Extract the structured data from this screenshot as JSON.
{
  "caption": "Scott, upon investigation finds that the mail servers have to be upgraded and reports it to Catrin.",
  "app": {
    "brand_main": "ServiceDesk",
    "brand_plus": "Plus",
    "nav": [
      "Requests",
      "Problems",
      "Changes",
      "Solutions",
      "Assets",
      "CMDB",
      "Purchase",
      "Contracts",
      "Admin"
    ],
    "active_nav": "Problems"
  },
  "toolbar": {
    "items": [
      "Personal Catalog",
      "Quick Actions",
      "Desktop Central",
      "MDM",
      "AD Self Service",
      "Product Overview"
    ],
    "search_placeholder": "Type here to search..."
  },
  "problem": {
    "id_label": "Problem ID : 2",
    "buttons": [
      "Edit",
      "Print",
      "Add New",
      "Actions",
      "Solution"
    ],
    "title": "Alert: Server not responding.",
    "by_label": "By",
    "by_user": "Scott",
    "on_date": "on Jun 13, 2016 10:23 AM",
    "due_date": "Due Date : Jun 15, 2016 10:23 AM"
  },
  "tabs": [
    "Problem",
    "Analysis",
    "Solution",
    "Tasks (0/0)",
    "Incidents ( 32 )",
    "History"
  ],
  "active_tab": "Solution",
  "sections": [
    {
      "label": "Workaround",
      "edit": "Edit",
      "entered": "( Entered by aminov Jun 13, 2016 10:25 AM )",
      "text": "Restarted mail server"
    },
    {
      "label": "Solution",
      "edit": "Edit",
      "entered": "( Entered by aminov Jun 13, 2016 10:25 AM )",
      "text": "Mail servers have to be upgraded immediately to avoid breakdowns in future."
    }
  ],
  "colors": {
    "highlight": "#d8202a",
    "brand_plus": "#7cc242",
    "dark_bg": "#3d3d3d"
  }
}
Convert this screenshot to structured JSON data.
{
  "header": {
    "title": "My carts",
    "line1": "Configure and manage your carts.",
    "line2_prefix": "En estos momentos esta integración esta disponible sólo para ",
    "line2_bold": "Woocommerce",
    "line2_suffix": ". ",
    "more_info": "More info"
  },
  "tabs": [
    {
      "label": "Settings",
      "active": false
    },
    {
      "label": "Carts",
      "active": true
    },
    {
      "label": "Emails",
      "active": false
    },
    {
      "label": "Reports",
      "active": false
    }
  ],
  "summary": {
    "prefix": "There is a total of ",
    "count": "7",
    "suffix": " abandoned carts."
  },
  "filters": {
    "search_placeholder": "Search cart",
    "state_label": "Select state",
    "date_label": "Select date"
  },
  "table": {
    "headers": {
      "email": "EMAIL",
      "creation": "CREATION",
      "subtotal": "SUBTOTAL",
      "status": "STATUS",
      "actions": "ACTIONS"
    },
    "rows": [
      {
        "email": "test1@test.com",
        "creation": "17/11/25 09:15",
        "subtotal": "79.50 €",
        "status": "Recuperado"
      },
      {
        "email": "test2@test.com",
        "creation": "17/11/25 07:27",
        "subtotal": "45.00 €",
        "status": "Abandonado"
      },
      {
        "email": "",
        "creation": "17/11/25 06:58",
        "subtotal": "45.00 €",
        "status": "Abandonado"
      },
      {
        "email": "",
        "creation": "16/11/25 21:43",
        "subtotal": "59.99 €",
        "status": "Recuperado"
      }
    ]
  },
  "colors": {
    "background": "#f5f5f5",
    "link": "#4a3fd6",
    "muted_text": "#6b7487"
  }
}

# # # #

### What to do
Using the listing, collect all lines in which the string "servers" is found.

### Written solution
  "caption": "Scott, upon investigation finds that the mail servers have to be upgraded and reports it to Catrin.",
      "text": "Mail servers have to be upgraded immediately to avoid breakdowns in future."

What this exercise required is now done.